▶ Excerpted text:
^^^^^^^^^^^^^^^^

My recent snark-laden post about the microbiome was in part inspired by the coverage of this Science paper “Intestinal Inflammation Targets Cancer-Inducing Activity of the Microbiota.” Interestingly, the coverage of this paper didn’t make Jonathan Eisen happy either:
Some studies of course do an OK job of trying to test whether observations are correlations or have some causative connection. One seemingly well done case from the scientific publication point of view involves a recent paper on gut microbes and colon cancer: Gut Microbes Implicated in the Development of Colorectal Cancer. Alas it is not an open access paper so what most people out there have to go on is the press coverage of the work. The paper itself is quite interesting and the authors do a pretty good job of discussing how they went about testing the roles of specific microbes and even specific genes in the etiology of disease in a mouse model.
The press coverage has not been so clear alas. Some examples of the press coverage are below:
- Health News – Genes carried by E.Coli bacteria linked to colon cancer
- E. coli strain linked to cancer in mice
- Clear Links Found Between Inflammation, Bacterial Communities and Cancer
- Gut Bug Links Inflammation to Colorectal Cancer
- Inflammation, Bacteria and Colorectal Cancer
In many of the stories the key distinction between correlation vs. causation is nowhere to be found. Of course, I don’t always expect the press to cover such distinctions, but the more this is discussed in blogs, press stories the better off we all will be.
If you read the titles of the stories versus what’s reported in the article, there is quite a big gap. So I’m going to summarize the results as best I understand them. Here’s what they found (note: I’m trying to reduce the use of non-technical language and strip things down to their essentials for non-specialists; if you’re an expert, don’t be pedantic in the comments):
1) Germ-free mutant mice prone to forming tumors and developing colitis under the experimental conditions have a different gut microbiota than normal non-germ-free mice (germ-free are raised from birth in a sterile environment).
2) Germ-free mutant mice prone to forming tumors and developing colitis have a 1000-fold increase in the bacterium E. coli.
3) Germ-free mutant mice prone to forming tumors and developing colitis exposed to either Enterococcus faecalis or E. coli strain NC101 develop severe colitis, but only the mice exposed to E. coli NC101 routinely developed tumors.
4) A group of E. coli, known as the B2 phylogroup (a lineage of E. coli), to which E. coli NC101 belongs, produce colibactin (colibactin damages DNA, potentially causing tumors). More about these E. coli later.

^^^^^^^^^^^^^^^^

▶ Directions:
A. List the headlines of the press stories given as examples in the text on gut microbes and colon cancer.
B. Reproduce everything in the text on gut microbes and colon cancer from "3) Germ-free mutant" down to "routinely developed tumors.", word for word.
The data has no connection to the text on gut microbes and colon cancer.

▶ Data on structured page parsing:
^^^^^^^^^^^^^^^^

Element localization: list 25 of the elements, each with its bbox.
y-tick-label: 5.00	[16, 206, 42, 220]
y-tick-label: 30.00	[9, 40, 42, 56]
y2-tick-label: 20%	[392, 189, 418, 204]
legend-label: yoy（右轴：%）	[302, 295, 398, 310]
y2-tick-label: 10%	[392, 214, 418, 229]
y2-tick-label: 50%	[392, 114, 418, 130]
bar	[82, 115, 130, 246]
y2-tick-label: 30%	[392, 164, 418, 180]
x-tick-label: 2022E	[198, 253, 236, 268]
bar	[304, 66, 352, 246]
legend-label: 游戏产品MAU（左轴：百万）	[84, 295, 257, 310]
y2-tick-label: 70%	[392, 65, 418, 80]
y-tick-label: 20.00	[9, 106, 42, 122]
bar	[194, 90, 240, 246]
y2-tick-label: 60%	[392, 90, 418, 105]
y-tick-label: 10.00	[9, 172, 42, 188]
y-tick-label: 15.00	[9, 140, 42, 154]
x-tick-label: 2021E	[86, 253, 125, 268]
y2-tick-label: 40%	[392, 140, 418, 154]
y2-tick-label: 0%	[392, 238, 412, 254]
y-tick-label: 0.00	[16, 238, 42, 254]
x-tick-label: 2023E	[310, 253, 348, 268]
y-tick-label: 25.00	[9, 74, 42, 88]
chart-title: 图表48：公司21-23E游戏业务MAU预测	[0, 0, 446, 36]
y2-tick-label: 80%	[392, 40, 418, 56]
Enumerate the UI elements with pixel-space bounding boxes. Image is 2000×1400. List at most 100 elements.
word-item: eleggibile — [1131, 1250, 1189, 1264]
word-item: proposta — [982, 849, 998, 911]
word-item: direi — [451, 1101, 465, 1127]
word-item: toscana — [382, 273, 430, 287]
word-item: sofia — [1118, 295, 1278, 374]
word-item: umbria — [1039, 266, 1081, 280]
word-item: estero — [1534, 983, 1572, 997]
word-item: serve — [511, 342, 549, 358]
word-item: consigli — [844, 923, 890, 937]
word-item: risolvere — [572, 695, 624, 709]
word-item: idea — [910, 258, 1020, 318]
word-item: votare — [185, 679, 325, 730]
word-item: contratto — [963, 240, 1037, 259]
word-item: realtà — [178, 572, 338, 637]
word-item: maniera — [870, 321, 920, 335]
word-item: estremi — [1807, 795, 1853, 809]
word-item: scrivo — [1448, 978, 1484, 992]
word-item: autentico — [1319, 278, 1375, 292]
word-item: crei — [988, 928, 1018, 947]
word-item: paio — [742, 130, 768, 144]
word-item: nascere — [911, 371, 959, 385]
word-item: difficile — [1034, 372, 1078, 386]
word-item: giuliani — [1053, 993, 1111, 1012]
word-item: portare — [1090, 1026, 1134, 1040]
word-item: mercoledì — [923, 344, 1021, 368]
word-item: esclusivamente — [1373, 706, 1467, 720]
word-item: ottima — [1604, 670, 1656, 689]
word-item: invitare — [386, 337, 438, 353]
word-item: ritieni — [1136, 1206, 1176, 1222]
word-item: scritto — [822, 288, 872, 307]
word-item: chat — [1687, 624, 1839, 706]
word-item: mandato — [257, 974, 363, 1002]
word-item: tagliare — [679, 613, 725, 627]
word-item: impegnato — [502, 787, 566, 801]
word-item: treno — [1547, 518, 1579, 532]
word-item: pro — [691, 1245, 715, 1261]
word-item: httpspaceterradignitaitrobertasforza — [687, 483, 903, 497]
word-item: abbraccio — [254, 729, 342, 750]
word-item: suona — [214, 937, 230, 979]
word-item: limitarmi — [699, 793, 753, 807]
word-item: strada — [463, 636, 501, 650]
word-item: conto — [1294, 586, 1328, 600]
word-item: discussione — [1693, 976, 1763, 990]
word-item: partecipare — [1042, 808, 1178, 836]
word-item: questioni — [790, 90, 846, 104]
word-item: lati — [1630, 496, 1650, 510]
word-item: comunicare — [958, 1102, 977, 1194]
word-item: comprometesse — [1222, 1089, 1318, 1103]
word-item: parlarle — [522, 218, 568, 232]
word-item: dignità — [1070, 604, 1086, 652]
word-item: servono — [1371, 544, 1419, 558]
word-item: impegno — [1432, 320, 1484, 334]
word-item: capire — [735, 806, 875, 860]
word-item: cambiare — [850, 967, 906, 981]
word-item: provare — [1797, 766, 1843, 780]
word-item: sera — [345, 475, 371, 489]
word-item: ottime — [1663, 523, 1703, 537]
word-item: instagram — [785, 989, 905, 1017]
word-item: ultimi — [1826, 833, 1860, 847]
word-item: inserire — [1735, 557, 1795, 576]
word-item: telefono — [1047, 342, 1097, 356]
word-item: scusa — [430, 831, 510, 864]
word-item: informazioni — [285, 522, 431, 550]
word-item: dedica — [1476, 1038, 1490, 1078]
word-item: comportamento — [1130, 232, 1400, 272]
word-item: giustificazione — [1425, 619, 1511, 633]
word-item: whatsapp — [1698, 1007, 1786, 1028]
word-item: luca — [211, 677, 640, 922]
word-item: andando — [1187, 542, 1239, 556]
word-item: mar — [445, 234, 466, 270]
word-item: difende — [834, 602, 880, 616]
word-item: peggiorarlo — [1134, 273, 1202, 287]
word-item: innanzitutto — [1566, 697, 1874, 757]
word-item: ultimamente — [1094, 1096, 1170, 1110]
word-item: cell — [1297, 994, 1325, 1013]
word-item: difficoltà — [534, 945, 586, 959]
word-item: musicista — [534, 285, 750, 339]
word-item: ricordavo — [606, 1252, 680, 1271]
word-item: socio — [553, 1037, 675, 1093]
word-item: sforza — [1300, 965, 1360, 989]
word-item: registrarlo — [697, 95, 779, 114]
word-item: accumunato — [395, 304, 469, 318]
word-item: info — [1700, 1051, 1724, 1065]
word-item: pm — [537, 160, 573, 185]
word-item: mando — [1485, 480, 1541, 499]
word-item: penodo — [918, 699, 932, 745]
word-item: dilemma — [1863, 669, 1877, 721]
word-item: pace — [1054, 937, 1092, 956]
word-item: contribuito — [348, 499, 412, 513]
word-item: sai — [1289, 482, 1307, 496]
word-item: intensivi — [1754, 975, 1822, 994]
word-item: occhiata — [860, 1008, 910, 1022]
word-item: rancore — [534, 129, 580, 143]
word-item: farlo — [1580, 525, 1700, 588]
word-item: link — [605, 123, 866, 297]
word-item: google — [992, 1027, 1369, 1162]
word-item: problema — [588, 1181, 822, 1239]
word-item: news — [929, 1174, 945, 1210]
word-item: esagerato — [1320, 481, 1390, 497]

^^^^^^^^^^^^^^^^

▶ Responses:
A.
- Health News – Genes carried by E.Coli bacteria linked to colon cancer
- E. coli strain linked to cancer in mice
- Clear Links Found Between Inflammation, Bacterial Communities and Cancer
- Gut Bug Links Inflammation to Colorectal Cancer
- Inflammation, Bacteria and Colorectal Cancer

B.
3) Germ-free mutant mice prone to forming tumors and developing colitis exposed to either Enterococcus faecalis or E. coli strain NC101 develop severe colitis, but only the mice exposed to E. coli NC101 routinely developed tumors.